Source data
:::

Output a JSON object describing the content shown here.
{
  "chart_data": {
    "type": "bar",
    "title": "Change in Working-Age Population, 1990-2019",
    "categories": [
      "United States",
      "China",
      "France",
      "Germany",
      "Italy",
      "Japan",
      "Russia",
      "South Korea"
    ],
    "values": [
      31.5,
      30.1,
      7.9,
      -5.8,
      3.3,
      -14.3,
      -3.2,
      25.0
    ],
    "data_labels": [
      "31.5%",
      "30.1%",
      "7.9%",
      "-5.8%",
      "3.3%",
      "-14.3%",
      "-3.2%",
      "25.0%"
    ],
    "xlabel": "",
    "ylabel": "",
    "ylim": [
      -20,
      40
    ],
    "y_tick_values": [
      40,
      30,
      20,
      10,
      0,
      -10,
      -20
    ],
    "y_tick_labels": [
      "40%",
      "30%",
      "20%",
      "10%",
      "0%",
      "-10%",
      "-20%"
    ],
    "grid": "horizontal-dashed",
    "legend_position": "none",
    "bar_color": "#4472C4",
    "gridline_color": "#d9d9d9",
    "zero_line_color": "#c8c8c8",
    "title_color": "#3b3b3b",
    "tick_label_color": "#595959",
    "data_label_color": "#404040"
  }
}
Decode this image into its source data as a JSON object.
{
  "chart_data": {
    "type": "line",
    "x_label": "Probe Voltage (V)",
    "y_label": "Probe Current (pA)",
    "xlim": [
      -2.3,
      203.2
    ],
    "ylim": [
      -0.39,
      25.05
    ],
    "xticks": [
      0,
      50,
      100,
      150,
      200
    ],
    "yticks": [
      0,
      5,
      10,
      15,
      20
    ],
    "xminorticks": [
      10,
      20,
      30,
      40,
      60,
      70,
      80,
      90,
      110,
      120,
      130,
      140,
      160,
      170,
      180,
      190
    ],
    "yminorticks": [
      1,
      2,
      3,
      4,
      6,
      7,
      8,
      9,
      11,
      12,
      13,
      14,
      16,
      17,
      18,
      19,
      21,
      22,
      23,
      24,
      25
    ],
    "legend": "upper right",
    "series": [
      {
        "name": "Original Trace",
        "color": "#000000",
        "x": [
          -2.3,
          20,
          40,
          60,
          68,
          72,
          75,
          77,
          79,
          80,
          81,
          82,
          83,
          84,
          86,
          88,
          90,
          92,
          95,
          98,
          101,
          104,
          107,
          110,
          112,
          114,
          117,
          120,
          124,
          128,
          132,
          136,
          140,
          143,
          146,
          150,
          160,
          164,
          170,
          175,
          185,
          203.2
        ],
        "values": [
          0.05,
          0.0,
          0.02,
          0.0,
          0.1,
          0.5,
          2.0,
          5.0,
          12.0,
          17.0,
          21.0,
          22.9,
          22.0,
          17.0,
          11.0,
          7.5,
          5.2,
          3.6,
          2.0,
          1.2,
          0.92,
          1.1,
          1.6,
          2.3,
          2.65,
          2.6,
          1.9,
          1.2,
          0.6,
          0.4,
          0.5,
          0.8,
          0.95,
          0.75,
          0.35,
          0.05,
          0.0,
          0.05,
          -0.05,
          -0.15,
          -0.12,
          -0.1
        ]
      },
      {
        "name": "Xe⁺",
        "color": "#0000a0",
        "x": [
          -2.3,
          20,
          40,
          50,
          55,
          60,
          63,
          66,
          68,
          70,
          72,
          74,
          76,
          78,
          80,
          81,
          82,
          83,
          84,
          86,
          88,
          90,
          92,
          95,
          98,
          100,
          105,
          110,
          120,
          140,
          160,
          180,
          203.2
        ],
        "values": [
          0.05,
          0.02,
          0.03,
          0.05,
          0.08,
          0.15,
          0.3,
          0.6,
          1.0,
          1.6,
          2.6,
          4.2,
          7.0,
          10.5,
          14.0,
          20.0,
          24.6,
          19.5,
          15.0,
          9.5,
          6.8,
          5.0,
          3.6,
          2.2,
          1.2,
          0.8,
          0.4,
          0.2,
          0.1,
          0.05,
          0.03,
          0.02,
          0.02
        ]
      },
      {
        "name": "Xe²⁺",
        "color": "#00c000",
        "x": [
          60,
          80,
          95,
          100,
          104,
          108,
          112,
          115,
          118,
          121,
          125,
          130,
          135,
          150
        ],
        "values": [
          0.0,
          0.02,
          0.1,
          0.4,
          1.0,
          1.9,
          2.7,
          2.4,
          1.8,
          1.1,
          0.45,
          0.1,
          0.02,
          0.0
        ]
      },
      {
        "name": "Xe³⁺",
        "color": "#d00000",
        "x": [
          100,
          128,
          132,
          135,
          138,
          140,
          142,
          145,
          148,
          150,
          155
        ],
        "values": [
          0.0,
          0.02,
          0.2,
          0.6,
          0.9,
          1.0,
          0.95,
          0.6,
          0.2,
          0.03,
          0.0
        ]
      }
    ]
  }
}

:::

◆ BRIEF
In the material above, find the lines that contain "name" and show them.

◆ TASK OUTPUT
        "name": "Original Trace",
        "name": "Xe⁺",
        "name": "Xe²⁺",
        "name": "Xe³⁺",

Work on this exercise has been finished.